Your objective =>
Restate the whole listing word for word. Pictures are left out.

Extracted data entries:
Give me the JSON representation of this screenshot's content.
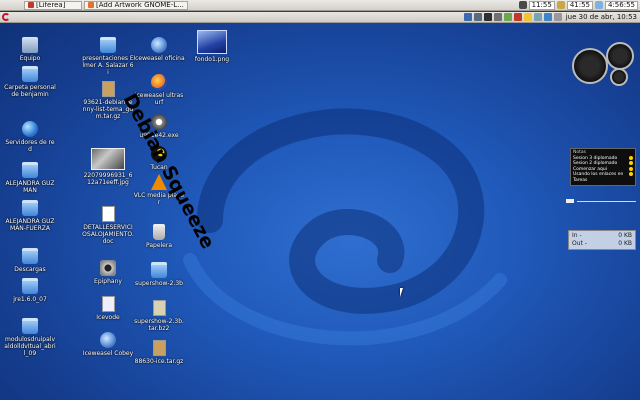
{
  "taskbar": {
    "tasks": [
      {
        "label": "[Liferea]"
      },
      {
        "label": "[Add Artwork GNOME-L..."
      }
    ],
    "tray": {
      "time_a": "11:55",
      "time_b": "41:55",
      "time_c": "4:56:55"
    }
  },
  "panel": {
    "clock": "jue 30 de abr, 10:53"
  },
  "desktop_icons": [
    {
      "label": "Equipo",
      "icon": "computer-icon"
    },
    {
      "label": "Carpeta personal de benjamin",
      "icon": "home-folder-icon"
    },
    {
      "label": "Servidores de red",
      "icon": "network-icon"
    },
    {
      "label": "ALEJANDRA GUZMAN",
      "icon": "folder-icon"
    },
    {
      "label": "ALEJANDRA GUZMAN-FUERZA",
      "icon": "folder-icon"
    },
    {
      "label": "Descargas",
      "icon": "folder-icon"
    },
    {
      "label": "jre1.6.0_07",
      "icon": "folder-icon"
    },
    {
      "label": "modulosdruipalvaldolldvItual_abril_09",
      "icon": "folder-icon"
    },
    {
      "label": "presentaciones Elmer A. Salazar 6i",
      "icon": "folder-icon"
    },
    {
      "label": "93621-debian-lenny-list-tema_gdm.tar.gz",
      "icon": "archive-icon"
    },
    {
      "label": "22079996931_612a71eeff.jpg",
      "icon": "image-icon"
    },
    {
      "label": "DETALLESERVICIOSALOJAMIENTO.doc",
      "icon": "document-icon"
    },
    {
      "label": "Epiphany",
      "icon": "epiphany-icon"
    },
    {
      "label": "Icevode",
      "icon": "icevode-icon"
    },
    {
      "label": "Iceweasel Cobey",
      "icon": "iceweasel-icon"
    },
    {
      "label": "Iceweasel oficina",
      "icon": "iceweasel-icon"
    },
    {
      "label": "Iceweasel ultrasurf",
      "icon": "iceweasel-icon"
    },
    {
      "label": "u991e42.exe",
      "icon": "gear-icon"
    },
    {
      "label": "Tucan",
      "icon": "tucan-icon"
    },
    {
      "label": "VLC media player",
      "icon": "vlc-cone-icon"
    },
    {
      "label": "Papelera",
      "icon": "trash-icon"
    },
    {
      "label": "supershow-2.3b",
      "icon": "folder-icon"
    },
    {
      "label": "supershow-2.3b.tar.bz2",
      "icon": "archive-icon"
    },
    {
      "label": "88630-ice.tar.gz",
      "icon": "archive-icon"
    },
    {
      "label": "fondo1.png",
      "icon": "wallpaper-image-icon"
    }
  ],
  "wallpaper_text": "Debian Squeeze",
  "notes_widget": {
    "title": "Notas",
    "items": [
      "Sesion 3 diplomado",
      "Sesion 2 diplomado",
      "Comenzar aqui",
      "Usando los enlaces en",
      "Tareas"
    ]
  },
  "net_monitor": {
    "in_label": "In -",
    "in_value": "0 KB",
    "out_label": "Out -",
    "out_value": "0 KB"
  },
  "colors": {
    "desktop_blue": "#1f58b8",
    "panel_gray": "#d4d0c8"
  }
}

Correct output =>
Give me the JSON representation of this screenshot's content.
{
  "taskbar": {
    "tasks": [
      {
        "label": "[Liferea]"
      },
      {
        "label": "[Add Artwork GNOME-L..."
      }
    ],
    "tray": {
      "time_a": "11:55",
      "time_b": "41:55",
      "time_c": "4:56:55"
    }
  },
  "panel": {
    "clock": "jue 30 de abr, 10:53"
  },
  "desktop_icons": [
    {
      "label": "Equipo",
      "icon": "computer-icon"
    },
    {
      "label": "Carpeta personal de benjamin",
      "icon": "home-folder-icon"
    },
    {
      "label": "Servidores de red",
      "icon": "network-icon"
    },
    {
      "label": "ALEJANDRA GUZMAN",
      "icon": "folder-icon"
    },
    {
      "label": "ALEJANDRA GUZMAN-FUERZA",
      "icon": "folder-icon"
    },
    {
      "label": "Descargas",
      "icon": "folder-icon"
    },
    {
      "label": "jre1.6.0_07",
      "icon": "folder-icon"
    },
    {
      "label": "modulosdruipalvaldolldvItual_abril_09",
      "icon": "folder-icon"
    },
    {
      "label": "presentaciones Elmer A. Salazar 6i",
      "icon": "folder-icon"
    },
    {
      "label": "93621-debian-lenny-list-tema_gdm.tar.gz",
      "icon": "archive-icon"
    },
    {
      "label": "22079996931_612a71eeff.jpg",
      "icon": "image-icon"
    },
    {
      "label": "DETALLESERVICIOSALOJAMIENTO.doc",
      "icon": "document-icon"
    },
    {
      "label": "Epiphany",
      "icon": "epiphany-icon"
    },
    {
      "label": "Icevode",
      "icon": "icevode-icon"
    },
    {
      "label": "Iceweasel Cobey",
      "icon": "iceweasel-icon"
    },
    {
      "label": "Iceweasel oficina",
      "icon": "iceweasel-icon"
    },
    {
      "label": "Iceweasel ultrasurf",
      "icon": "iceweasel-icon"
    },
    {
      "label": "u991e42.exe",
      "icon": "gear-icon"
    },
    {
      "label": "Tucan",
      "icon": "tucan-icon"
    },
    {
      "label": "VLC media player",
      "icon": "vlc-cone-icon"
    },
    {
      "label": "Papelera",
      "icon": "trash-icon"
    },
    {
      "label": "supershow-2.3b",
      "icon": "folder-icon"
    },
    {
      "label": "supershow-2.3b.tar.bz2",
      "icon": "archive-icon"
    },
    {
      "label": "88630-ice.tar.gz",
      "icon": "archive-icon"
    },
    {
      "label": "fondo1.png",
      "icon": "wallpaper-image-icon"
    }
  ],
  "wallpaper_text": "Debian Squeeze",
  "notes_widget": {
    "title": "Notas",
    "items": [
      "Sesion 3 diplomado",
      "Sesion 2 diplomado",
      "Comenzar aqui",
      "Usando los enlaces en",
      "Tareas"
    ]
  },
  "net_monitor": {
    "in_label": "In -",
    "in_value": "0 KB",
    "out_label": "Out -",
    "out_value": "0 KB"
  },
  "colors": {
    "desktop_blue": "#1f58b8",
    "panel_gray": "#d4d0c8"
  }
}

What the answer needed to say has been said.